### GIVEN EXERCISE:
Repeat the entire listing exactly.

[Dataset entries]

++++++++

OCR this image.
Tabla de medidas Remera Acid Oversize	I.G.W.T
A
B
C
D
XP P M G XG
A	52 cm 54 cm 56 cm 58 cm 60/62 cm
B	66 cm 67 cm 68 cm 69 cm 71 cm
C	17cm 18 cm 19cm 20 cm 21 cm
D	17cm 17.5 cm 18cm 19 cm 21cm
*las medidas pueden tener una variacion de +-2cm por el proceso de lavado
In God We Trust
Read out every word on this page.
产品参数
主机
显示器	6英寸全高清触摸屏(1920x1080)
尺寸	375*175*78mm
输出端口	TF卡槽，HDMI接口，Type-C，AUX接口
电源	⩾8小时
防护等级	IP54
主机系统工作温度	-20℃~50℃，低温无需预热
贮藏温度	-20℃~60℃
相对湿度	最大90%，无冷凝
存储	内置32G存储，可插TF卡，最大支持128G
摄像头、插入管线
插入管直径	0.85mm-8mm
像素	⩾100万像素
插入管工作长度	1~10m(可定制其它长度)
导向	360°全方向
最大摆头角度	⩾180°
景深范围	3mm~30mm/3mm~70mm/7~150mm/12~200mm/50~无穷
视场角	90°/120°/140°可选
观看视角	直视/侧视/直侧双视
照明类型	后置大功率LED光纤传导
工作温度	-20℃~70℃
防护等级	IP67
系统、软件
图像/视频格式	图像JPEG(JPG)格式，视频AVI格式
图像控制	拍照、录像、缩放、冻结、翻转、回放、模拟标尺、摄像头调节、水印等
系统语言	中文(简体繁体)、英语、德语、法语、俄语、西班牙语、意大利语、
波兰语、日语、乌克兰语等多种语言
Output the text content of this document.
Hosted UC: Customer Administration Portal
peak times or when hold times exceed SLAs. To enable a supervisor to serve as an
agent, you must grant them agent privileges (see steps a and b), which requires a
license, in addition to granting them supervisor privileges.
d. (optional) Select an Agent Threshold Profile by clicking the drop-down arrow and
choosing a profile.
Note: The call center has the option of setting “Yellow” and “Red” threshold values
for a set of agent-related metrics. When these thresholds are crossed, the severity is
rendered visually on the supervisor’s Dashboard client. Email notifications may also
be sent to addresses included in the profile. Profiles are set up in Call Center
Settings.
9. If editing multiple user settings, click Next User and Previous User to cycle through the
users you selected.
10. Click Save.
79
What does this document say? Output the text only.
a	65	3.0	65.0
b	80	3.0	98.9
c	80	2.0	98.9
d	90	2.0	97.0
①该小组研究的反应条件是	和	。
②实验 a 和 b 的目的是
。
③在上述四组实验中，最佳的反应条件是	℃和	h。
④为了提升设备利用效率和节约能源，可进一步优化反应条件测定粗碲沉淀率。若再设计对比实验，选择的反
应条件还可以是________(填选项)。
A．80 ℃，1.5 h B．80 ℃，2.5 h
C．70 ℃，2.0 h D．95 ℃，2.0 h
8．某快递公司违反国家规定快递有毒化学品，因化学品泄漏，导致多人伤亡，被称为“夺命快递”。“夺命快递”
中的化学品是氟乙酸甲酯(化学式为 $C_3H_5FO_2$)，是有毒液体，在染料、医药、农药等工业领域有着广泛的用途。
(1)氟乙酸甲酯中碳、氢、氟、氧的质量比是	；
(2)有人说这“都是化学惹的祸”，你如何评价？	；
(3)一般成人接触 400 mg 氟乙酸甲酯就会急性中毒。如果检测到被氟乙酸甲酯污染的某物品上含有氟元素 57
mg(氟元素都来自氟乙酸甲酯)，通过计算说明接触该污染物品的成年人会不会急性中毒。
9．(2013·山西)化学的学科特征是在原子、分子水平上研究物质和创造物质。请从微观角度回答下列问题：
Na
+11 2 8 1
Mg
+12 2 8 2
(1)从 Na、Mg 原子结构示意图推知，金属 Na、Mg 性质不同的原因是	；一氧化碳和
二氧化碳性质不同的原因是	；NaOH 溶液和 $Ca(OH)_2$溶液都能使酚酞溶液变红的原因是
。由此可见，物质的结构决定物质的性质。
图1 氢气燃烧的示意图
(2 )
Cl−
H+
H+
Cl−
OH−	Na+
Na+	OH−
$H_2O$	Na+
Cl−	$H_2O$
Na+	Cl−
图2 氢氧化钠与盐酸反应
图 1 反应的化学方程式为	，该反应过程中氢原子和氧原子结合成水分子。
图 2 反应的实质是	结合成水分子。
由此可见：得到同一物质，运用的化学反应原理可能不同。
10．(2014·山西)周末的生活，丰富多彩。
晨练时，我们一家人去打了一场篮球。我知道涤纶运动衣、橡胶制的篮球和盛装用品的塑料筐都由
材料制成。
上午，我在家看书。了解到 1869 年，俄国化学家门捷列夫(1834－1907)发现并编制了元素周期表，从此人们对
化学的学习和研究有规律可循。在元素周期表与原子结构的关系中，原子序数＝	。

++++++++

### SOLUTION:
OCR this image.
Tabla de medidas Remera Acid Oversize	I.G.W.T
A
B
C
D
XP P M G XG
A	52 cm 54 cm 56 cm 58 cm 60/62 cm
B	66 cm 67 cm 68 cm 69 cm 71 cm
C	17cm 18 cm 19cm 20 cm 21 cm
D	17cm 17.5 cm 18cm 19 cm 21cm
*las medidas pueden tener una variacion de +-2cm por el proceso de lavado
In God We Trust
Read out every word on this page.
产品参数
主机
显示器	6英寸全高清触摸屏(1920x1080)
尺寸	375*175*78mm
输出端口	TF卡槽，HDMI接口，Type-C，AUX接口
电源	⩾8小时
防护等级	IP54
主机系统工作温度	-20℃~50℃，低温无需预热
贮藏温度	-20℃~60℃
相对湿度	最大90%，无冷凝
存储	内置32G存储，可插TF卡，最大支持128G
摄像头、插入管线
插入管直径	0.85mm-8mm
像素	⩾100万像素
插入管工作长度	1~10m(可定制其它长度)
导向	360°全方向
最大摆头角度	⩾180°
景深范围	3mm~30mm/3mm~70mm/7~150mm/12~200mm/50~无穷
视场角	90°/120°/140°可选
观看视角	直视/侧视/直侧双视
照明类型	后置大功率LED光纤传导
工作温度	-20℃~70℃
防护等级	IP67
系统、软件
图像/视频格式	图像JPEG(JPG)格式，视频AVI格式
图像控制	拍照、录像、缩放、冻结、翻转、回放、模拟标尺、摄像头调节、水印等
系统语言	中文(简体繁体)、英语、德语、法语、俄语、西班牙语、意大利语、
波兰语、日语、乌克兰语等多种语言
Output the text content of this document.
Hosted UC: Customer Administration Portal
peak times or when hold times exceed SLAs. To enable a supervisor to serve as an
agent, you must grant them agent privileges (see steps a and b), which requires a
license, in addition to granting them supervisor privileges.
d. (optional) Select an Agent Threshold Profile by clicking the drop-down arrow and
choosing a profile.
Note: The call center has the option of setting “Yellow” and “Red” threshold values
for a set of agent-related metrics. When these thresholds are crossed, the severity is
rendered visually on the supervisor’s Dashboard client. Email notifications may also
be sent to addresses included in the profile. Profiles are set up in Call Center
Settings.
9. If editing multiple user settings, click Next User and Previous User to cycle through the
users you selected.
10. Click Save.
79
What does this document say? Output the text only.
a	65	3.0	65.0
b	80	3.0	98.9
c	80	2.0	98.9
d	90	2.0	97.0
①该小组研究的反应条件是	和	。
②实验 a 和 b 的目的是
。
③在上述四组实验中，最佳的反应条件是	℃和	h。
④为了提升设备利用效率和节约能源，可进一步优化反应条件测定粗碲沉淀率。若再设计对比实验，选择的反
应条件还可以是________(填选项)。
A．80 ℃，1.5 h B．80 ℃，2.5 h
C．70 ℃，2.0 h D．95 ℃，2.0 h
8．某快递公司违反国家规定快递有毒化学品，因化学品泄漏，导致多人伤亡，被称为“夺命快递”。“夺命快递”
中的化学品是氟乙酸甲酯(化学式为 $C_3H_5FO_2$)，是有毒液体，在染料、医药、农药等工业领域有着广泛的用途。
(1)氟乙酸甲酯中碳、氢、氟、氧的质量比是	；
(2)有人说这“都是化学惹的祸”，你如何评价？	；
(3)一般成人接触 400 mg 氟乙酸甲酯就会急性中毒。如果检测到被氟乙酸甲酯污染的某物品上含有氟元素 57
mg(氟元素都来自氟乙酸甲酯)，通过计算说明接触该污染物品的成年人会不会急性中毒。
9．(2013·山西)化学的学科特征是在原子、分子水平上研究物质和创造物质。请从微观角度回答下列问题：
Na
+11 2 8 1
Mg
+12 2 8 2
(1)从 Na、Mg 原子结构示意图推知，金属 Na、Mg 性质不同的原因是	；一氧化碳和
二氧化碳性质不同的原因是	；NaOH 溶液和 $Ca(OH)_2$溶液都能使酚酞溶液变红的原因是
。由此可见，物质的结构决定物质的性质。
图1 氢气燃烧的示意图
(2 )
Cl−
H+
H+
Cl−
OH−	Na+
Na+	OH−
$H_2O$	Na+
Cl−	$H_2O$
Na+	Cl−
图2 氢氧化钠与盐酸反应
图 1 反应的化学方程式为	，该反应过程中氢原子和氧原子结合成水分子。
图 2 反应的实质是	结合成水分子。
由此可见：得到同一物质，运用的化学反应原理可能不同。
10．(2014·山西)周末的生活，丰富多彩。
晨练时，我们一家人去打了一场篮球。我知道涤纶运动衣、橡胶制的篮球和盛装用品的塑料筐都由
材料制成。
上午，我在家看书。了解到 1869 年，俄国化学家门捷列夫(1834－1907)发现并编制了元素周期表，从此人们对
化学的学习和研究有规律可循。在元素周期表与原子结构的关系中，原子序数＝	。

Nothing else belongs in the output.